Exercise inputs:

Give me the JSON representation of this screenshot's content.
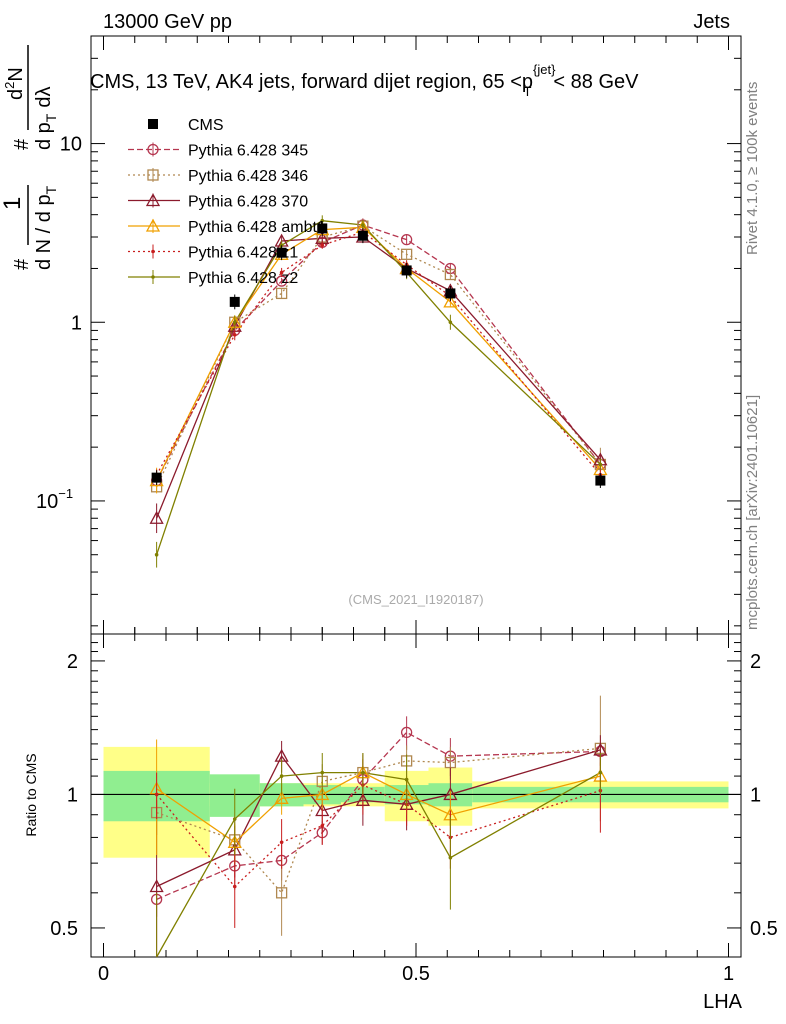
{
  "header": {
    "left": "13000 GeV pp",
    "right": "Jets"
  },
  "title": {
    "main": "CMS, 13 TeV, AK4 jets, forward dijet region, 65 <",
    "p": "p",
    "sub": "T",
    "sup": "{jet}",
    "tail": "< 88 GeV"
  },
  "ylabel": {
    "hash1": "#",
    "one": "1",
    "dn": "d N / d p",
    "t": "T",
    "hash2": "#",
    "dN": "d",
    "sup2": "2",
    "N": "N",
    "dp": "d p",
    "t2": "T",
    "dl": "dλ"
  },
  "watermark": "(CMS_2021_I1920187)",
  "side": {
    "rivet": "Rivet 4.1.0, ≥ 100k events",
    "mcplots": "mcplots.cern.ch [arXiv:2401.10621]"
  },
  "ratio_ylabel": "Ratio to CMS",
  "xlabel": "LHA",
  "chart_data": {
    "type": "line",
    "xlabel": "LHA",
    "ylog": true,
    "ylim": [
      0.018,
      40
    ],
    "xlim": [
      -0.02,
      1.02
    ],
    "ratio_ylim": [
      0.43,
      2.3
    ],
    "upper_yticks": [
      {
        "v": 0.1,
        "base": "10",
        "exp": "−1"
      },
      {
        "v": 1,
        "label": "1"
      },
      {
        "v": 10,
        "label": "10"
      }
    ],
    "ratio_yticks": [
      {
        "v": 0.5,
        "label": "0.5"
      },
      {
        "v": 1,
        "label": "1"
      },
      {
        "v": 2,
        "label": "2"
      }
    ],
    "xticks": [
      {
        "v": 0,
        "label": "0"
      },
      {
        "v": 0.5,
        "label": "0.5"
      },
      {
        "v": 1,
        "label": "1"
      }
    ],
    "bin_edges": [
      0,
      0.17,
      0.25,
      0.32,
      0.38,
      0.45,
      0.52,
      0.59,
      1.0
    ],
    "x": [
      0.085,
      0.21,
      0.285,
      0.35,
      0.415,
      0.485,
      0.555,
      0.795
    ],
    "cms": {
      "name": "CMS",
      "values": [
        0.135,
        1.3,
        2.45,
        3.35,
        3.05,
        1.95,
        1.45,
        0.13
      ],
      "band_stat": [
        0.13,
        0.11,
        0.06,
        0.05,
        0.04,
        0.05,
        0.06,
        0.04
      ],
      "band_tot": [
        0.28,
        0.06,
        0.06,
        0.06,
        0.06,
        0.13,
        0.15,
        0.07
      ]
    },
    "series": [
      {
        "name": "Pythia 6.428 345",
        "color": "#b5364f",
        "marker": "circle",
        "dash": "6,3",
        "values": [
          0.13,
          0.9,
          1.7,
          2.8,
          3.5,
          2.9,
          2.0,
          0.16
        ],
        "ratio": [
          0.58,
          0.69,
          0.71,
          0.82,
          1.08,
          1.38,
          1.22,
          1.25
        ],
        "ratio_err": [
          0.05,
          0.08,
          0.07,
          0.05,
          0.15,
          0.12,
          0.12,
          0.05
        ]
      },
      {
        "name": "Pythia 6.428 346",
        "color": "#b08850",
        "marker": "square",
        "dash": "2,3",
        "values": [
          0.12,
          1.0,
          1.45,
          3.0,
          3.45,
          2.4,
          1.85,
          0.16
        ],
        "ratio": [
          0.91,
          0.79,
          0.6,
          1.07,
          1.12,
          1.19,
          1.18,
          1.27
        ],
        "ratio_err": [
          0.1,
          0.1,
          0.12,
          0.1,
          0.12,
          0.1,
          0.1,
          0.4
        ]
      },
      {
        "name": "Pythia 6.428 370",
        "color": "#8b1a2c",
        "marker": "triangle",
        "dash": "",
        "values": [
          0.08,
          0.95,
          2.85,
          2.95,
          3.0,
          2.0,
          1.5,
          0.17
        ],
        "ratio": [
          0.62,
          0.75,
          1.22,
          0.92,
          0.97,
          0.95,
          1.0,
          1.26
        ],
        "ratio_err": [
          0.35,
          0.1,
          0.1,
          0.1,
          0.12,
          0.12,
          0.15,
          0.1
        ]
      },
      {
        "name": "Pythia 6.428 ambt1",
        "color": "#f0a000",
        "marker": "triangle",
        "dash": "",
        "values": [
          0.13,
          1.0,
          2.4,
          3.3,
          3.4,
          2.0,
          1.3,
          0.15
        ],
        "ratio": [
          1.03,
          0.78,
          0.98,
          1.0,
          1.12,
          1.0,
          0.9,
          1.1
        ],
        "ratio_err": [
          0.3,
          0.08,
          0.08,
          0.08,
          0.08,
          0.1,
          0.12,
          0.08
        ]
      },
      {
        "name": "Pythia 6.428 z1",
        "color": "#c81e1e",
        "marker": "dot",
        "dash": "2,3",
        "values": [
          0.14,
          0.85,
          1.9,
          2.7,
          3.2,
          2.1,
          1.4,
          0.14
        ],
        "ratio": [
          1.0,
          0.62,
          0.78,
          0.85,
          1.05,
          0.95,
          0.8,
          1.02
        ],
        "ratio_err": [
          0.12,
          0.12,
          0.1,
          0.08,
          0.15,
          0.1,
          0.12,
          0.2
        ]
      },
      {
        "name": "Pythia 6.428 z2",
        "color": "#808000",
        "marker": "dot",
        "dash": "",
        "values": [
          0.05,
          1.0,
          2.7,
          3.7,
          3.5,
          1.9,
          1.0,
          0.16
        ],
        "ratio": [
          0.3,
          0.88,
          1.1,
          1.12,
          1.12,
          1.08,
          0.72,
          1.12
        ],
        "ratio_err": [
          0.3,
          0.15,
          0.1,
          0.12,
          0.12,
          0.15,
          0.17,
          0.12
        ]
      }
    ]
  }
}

What this task involves: Pull out the lines above in which the word "color" appears.

Task answer:
        "color": "#b5364f",
        "color": "#b08850",
        "color": "#8b1a2c",
        "color": "#f0a000",
        "color": "#c81e1e",
        "color": "#808000",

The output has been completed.